INFORMATION GIVEN:
<<<<
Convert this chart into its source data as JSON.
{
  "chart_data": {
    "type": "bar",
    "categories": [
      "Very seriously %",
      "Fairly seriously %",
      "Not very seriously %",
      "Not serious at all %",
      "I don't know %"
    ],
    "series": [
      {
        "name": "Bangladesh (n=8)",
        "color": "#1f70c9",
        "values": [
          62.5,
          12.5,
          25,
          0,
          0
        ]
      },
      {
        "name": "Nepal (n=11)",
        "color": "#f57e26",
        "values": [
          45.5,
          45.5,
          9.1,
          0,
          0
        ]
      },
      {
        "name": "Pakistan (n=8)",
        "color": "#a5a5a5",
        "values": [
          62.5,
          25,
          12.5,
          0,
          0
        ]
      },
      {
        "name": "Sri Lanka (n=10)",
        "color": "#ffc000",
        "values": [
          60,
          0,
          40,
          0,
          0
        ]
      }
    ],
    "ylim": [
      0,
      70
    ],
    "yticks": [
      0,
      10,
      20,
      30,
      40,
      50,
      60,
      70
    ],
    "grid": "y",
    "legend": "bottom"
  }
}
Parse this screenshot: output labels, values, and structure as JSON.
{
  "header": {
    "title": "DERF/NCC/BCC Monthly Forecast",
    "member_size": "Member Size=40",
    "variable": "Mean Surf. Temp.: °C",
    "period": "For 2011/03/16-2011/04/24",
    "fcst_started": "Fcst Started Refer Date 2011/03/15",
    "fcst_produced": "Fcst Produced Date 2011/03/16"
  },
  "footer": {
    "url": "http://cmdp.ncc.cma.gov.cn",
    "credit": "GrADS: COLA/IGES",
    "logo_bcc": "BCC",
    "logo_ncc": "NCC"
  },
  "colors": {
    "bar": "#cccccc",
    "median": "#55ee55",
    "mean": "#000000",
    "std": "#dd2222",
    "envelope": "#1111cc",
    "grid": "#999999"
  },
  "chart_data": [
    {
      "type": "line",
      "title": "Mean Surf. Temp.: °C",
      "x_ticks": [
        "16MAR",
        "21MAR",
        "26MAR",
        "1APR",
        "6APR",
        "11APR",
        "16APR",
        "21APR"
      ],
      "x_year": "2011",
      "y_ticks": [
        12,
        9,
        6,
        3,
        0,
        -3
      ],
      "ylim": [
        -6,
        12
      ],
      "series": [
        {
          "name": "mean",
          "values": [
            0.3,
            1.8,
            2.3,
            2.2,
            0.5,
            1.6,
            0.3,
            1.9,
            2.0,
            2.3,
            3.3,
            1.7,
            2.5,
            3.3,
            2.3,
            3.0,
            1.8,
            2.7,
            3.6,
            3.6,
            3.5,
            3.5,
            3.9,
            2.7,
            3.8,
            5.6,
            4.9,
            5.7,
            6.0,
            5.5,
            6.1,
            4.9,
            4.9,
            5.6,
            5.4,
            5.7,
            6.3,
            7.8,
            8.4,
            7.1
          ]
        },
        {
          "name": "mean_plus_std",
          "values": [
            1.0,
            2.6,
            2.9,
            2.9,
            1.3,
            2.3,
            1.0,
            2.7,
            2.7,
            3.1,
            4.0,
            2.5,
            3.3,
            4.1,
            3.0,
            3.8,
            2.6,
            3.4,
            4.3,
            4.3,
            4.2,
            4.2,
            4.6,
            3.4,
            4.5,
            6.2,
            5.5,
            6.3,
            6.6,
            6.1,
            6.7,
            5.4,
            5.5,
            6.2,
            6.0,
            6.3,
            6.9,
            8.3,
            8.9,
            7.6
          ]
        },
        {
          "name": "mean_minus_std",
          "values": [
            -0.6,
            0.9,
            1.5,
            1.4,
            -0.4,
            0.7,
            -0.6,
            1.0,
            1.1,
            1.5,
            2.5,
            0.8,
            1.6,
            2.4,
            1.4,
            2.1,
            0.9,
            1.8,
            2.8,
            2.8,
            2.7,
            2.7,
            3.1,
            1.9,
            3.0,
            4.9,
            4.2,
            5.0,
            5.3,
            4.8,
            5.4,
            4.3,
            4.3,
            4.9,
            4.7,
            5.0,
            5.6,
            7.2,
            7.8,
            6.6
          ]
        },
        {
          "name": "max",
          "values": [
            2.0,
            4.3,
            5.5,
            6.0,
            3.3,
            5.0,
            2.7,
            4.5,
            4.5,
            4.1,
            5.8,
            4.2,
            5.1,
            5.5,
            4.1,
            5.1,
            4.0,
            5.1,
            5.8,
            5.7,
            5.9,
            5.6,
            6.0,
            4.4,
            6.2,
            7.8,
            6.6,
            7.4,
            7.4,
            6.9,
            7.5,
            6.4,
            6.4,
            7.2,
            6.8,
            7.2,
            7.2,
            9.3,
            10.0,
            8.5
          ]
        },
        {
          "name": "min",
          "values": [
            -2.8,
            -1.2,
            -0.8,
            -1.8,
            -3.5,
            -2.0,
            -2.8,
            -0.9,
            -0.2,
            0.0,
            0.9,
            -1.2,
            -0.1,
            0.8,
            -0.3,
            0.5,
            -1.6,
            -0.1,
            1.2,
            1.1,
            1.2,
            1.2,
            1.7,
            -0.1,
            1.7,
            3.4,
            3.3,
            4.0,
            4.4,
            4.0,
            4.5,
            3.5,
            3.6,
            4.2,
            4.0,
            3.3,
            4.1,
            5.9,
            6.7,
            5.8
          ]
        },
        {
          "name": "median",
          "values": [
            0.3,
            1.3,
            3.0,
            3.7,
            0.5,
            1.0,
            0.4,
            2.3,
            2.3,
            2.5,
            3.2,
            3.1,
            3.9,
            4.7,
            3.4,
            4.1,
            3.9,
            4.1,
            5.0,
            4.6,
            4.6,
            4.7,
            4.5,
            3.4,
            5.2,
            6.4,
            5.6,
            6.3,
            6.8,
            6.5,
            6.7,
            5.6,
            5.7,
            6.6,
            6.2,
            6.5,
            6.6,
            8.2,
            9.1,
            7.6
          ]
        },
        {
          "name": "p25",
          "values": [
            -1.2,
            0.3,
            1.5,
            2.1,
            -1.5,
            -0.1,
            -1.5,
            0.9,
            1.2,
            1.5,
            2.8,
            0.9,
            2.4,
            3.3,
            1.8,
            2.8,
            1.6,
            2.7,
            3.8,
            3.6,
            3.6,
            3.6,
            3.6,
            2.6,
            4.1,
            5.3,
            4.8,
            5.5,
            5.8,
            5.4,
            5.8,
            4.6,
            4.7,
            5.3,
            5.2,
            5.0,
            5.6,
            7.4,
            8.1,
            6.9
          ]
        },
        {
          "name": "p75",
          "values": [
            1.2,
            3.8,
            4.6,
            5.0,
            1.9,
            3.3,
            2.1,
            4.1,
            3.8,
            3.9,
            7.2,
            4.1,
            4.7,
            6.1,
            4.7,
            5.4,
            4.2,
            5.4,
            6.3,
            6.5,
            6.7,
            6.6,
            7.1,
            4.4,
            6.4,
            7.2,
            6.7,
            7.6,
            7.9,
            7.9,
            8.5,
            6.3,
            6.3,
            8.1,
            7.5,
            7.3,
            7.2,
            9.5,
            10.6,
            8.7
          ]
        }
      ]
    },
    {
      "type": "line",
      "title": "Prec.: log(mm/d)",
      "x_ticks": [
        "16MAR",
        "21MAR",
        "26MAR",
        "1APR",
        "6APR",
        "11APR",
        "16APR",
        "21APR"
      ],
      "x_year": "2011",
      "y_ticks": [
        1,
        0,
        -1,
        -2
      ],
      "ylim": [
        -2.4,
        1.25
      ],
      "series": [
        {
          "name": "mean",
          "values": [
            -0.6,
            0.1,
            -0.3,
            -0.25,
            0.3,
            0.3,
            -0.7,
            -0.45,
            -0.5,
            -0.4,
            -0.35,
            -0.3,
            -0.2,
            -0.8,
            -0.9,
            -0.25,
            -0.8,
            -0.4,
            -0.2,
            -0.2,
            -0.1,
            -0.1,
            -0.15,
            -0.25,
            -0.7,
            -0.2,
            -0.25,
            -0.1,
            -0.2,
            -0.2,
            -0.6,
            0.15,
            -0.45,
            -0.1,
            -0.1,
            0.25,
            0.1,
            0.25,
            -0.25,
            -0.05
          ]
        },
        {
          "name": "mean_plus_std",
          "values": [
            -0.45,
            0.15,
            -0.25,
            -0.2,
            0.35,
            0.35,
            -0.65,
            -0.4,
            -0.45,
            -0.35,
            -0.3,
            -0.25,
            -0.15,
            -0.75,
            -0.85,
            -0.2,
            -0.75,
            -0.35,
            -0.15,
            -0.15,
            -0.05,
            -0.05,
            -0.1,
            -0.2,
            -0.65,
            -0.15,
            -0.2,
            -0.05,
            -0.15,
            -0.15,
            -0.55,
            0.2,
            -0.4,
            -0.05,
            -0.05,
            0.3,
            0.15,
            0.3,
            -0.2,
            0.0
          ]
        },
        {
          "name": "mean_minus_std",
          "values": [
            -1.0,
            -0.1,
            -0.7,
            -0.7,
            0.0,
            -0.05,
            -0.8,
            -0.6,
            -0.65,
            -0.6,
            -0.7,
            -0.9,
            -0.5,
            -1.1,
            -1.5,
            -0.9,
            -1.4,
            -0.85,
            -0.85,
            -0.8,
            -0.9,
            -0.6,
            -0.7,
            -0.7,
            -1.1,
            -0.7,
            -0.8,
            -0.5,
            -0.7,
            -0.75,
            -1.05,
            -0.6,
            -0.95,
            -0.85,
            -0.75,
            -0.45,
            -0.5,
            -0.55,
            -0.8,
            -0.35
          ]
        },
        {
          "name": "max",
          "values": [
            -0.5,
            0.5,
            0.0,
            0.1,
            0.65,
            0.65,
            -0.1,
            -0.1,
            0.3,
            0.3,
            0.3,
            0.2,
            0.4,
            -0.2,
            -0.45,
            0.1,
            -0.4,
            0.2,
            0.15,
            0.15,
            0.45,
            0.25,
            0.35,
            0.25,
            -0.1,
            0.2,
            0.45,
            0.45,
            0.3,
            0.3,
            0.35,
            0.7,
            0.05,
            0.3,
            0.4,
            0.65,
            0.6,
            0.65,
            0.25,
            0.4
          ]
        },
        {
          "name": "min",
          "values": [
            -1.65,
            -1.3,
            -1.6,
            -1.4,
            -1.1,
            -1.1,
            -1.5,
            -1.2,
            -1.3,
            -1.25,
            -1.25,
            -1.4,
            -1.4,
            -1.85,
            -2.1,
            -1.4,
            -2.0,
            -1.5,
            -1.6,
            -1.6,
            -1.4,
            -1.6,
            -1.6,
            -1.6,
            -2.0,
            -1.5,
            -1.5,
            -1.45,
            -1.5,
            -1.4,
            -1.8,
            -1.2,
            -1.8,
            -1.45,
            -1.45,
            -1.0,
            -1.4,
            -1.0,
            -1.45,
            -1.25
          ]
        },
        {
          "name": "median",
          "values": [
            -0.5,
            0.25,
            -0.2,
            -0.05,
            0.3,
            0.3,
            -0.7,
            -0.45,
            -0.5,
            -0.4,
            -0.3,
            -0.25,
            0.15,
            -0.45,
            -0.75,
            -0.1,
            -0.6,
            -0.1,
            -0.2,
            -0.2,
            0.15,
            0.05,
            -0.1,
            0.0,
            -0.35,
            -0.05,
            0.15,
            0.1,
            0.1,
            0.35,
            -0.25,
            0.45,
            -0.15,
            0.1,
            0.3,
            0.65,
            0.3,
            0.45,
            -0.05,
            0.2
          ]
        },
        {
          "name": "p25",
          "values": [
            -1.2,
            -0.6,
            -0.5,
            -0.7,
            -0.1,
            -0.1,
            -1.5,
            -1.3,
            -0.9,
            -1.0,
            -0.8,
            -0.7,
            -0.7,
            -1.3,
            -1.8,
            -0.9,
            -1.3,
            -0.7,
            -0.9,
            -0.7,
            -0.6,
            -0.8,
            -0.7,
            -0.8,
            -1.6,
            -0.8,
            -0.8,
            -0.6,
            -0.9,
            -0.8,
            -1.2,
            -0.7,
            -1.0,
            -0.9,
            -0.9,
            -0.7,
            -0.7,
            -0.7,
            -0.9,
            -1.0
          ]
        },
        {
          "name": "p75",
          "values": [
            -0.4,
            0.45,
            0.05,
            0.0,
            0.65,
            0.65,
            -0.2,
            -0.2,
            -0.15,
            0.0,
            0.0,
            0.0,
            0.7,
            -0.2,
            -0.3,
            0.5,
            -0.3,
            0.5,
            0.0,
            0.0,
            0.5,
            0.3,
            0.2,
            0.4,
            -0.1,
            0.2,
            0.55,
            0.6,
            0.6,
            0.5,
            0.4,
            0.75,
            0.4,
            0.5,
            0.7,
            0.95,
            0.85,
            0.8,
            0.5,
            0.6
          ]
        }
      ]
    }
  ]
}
>>>>
WHAT YOU ARE ASKED TO DO: Count how many lines of the data include the word "Fcst". Your reply should be that number alone.

ANSWER FOR THE TASK: 2